** START **
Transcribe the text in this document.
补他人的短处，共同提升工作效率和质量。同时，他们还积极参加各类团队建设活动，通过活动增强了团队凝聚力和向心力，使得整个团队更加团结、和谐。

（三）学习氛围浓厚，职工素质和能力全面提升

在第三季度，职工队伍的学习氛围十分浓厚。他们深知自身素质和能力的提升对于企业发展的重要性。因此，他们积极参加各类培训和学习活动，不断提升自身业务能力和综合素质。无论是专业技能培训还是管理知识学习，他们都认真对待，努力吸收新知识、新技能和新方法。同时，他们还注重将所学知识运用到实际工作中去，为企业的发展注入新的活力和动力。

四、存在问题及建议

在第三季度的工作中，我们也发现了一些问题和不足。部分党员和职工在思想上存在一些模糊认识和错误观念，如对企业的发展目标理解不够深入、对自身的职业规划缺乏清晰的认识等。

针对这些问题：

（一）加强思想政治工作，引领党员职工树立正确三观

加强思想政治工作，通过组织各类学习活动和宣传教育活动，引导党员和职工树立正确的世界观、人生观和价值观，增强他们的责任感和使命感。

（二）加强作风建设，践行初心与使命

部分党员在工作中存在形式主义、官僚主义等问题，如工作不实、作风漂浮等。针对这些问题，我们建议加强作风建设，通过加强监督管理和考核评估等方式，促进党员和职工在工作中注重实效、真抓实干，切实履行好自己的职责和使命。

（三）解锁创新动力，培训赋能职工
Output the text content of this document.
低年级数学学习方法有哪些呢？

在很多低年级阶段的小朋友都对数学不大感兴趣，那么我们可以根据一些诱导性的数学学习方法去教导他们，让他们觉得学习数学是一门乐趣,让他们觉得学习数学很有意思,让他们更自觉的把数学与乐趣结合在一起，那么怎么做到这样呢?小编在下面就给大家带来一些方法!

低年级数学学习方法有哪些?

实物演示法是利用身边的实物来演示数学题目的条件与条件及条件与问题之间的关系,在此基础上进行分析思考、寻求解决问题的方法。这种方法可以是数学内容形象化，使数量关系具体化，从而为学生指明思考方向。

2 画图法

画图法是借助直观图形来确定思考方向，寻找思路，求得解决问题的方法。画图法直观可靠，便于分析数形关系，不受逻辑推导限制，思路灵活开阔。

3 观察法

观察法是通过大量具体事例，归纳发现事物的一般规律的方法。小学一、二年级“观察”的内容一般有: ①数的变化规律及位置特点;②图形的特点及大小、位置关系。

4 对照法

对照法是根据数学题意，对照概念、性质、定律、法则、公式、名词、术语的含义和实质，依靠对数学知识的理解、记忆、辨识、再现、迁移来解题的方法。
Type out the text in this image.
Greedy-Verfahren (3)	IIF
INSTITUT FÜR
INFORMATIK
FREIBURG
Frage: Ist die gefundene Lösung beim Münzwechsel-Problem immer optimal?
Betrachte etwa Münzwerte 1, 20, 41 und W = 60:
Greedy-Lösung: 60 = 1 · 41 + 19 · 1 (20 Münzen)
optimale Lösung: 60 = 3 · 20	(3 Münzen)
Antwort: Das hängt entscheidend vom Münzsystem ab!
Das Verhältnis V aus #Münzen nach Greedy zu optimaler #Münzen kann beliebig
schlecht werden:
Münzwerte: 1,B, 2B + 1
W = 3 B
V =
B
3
** END **
> [YOUR TASK] Look through the entries above. Extract each line with the word "text".

> [RESULT OF THIS EXERCISE]
Transcribe the text in this document.
Output the text content of this document.
Type out the text in this image.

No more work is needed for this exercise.